* _EXERCISE DETAILS_: Give back the full listing, character for character, with no pictures.

* _INFORMATION SHOWN_:
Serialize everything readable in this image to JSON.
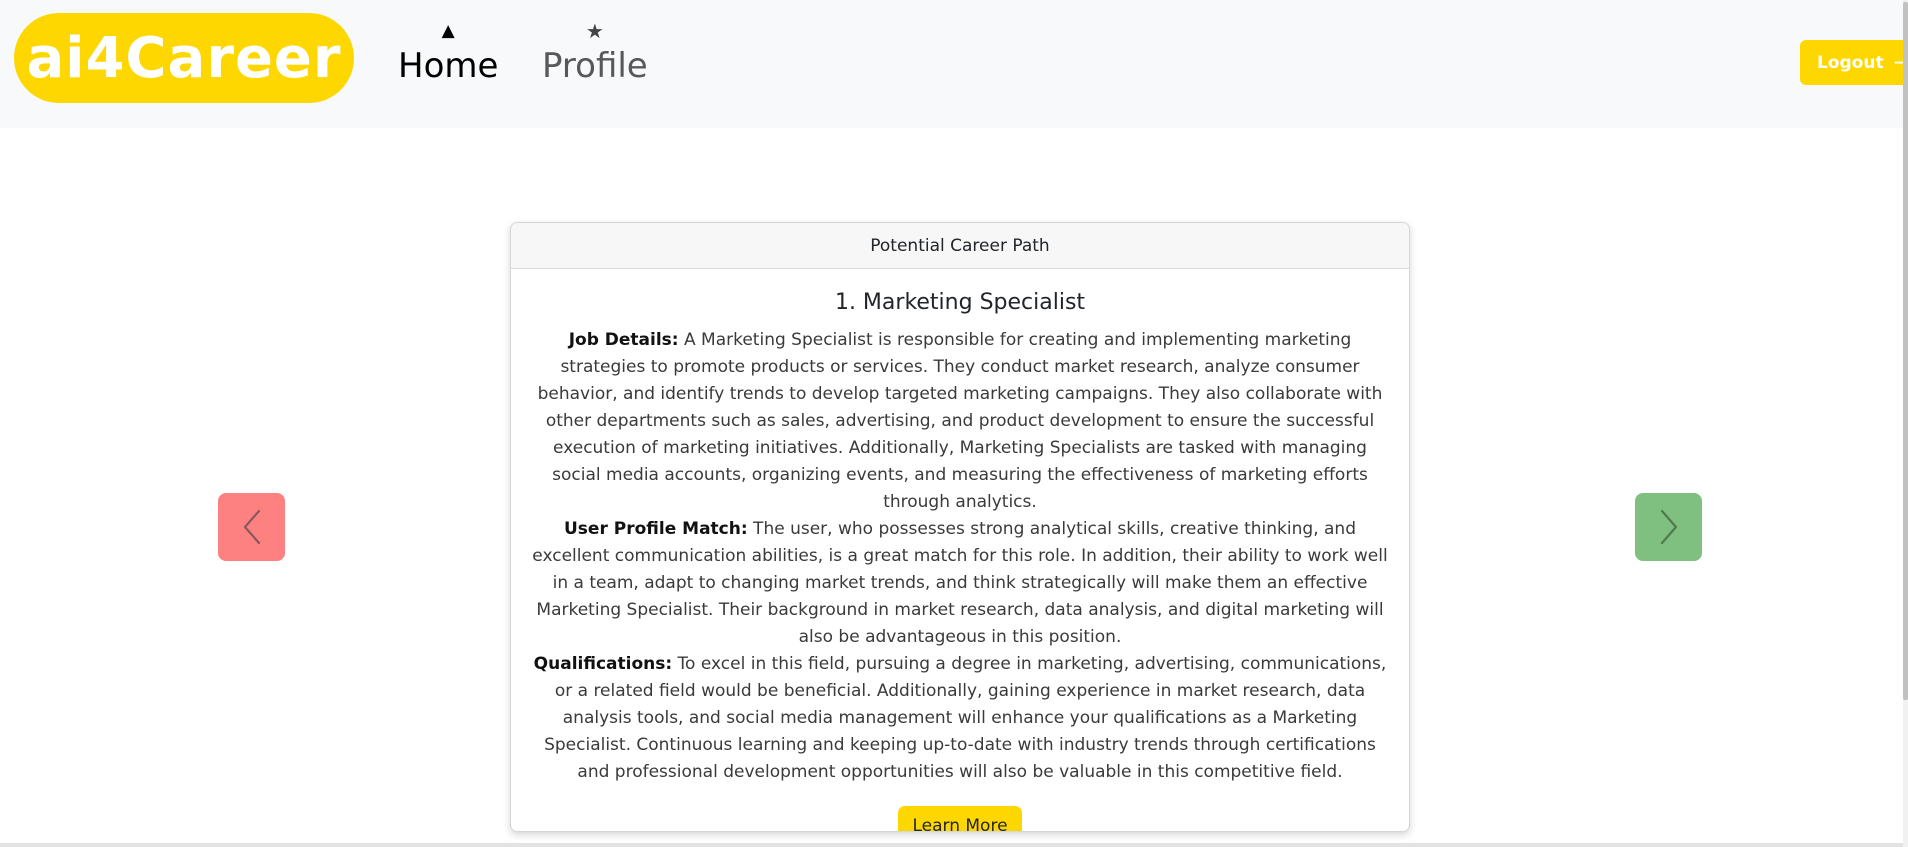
{
  "navbar": {
    "brand": "ai4Career",
    "home_label": "Home",
    "home_icon": "triangle-up-icon",
    "profile_label": "Profile",
    "profile_icon": "star-icon",
    "logout_label": "Logout",
    "logout_icon": "arrow-right-icon",
    "brand_color": "#FFD700"
  },
  "carousel": {
    "prev_icon": "chevron-left-icon",
    "next_icon": "chevron-right-icon",
    "prev_color": "#fe8182",
    "next_color": "#7fbf7f"
  },
  "card": {
    "header": "Potential Career Path",
    "title": "1. Marketing Specialist",
    "job_details_label": "Job Details:",
    "job_details_text": " A Marketing Specialist is responsible for creating and implementing marketing strategies to promote products or services. They conduct market research, analyze consumer behavior, and identify trends to develop targeted marketing campaigns. They also collaborate with other departments such as sales, advertising, and product development to ensure the successful execution of marketing initiatives. Additionally, Marketing Specialists are tasked with managing social media accounts, organizing events, and measuring the effectiveness of marketing efforts through analytics.",
    "profile_match_label": "User Profile Match:",
    "profile_match_text": " The user, who possesses strong analytical skills, creative thinking, and excellent communication abilities, is a great match for this role. In addition, their ability to work well in a team, adapt to changing market trends, and think strategically will make them an effective Marketing Specialist. Their background in market research, data analysis, and digital marketing will also be advantageous in this position.",
    "qualifications_label": "Qualifications:",
    "qualifications_text": " To excel in this field, pursuing a degree in marketing, advertising, communications, or a related field would be beneficial. Additionally, gaining experience in market research, data analysis tools, and social media management will enhance your qualifications as a Marketing Specialist. Continuous learning and keeping up-to-date with industry trends through certifications and professional development opportunities will also be valuable in this competitive field.",
    "learn_more_label": "Learn More"
  }
}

* _ANSWER FOR THIS EXERCISE_:
Serialize everything readable in this image to JSON.
{
  "navbar": {
    "brand": "ai4Career",
    "home_label": "Home",
    "home_icon": "triangle-up-icon",
    "profile_label": "Profile",
    "profile_icon": "star-icon",
    "logout_label": "Logout",
    "logout_icon": "arrow-right-icon",
    "brand_color": "#FFD700"
  },
  "carousel": {
    "prev_icon": "chevron-left-icon",
    "next_icon": "chevron-right-icon",
    "prev_color": "#fe8182",
    "next_color": "#7fbf7f"
  },
  "card": {
    "header": "Potential Career Path",
    "title": "1. Marketing Specialist",
    "job_details_label": "Job Details:",
    "job_details_text": " A Marketing Specialist is responsible for creating and implementing marketing strategies to promote products or services. They conduct market research, analyze consumer behavior, and identify trends to develop targeted marketing campaigns. They also collaborate with other departments such as sales, advertising, and product development to ensure the successful execution of marketing initiatives. Additionally, Marketing Specialists are tasked with managing social media accounts, organizing events, and measuring the effectiveness of marketing efforts through analytics.",
    "profile_match_label": "User Profile Match:",
    "profile_match_text": " The user, who possesses strong analytical skills, creative thinking, and excellent communication abilities, is a great match for this role. In addition, their ability to work well in a team, adapt to changing market trends, and think strategically will make them an effective Marketing Specialist. Their background in market research, data analysis, and digital marketing will also be advantageous in this position.",
    "qualifications_label": "Qualifications:",
    "qualifications_text": " To excel in this field, pursuing a degree in marketing, advertising, communications, or a related field would be beneficial. Additionally, gaining experience in market research, data analysis tools, and social media management will enhance your qualifications as a Marketing Specialist. Continuous learning and keeping up-to-date with industry trends through certifications and professional development opportunities will also be valuable in this competitive field.",
    "learn_more_label": "Learn More"
  }
}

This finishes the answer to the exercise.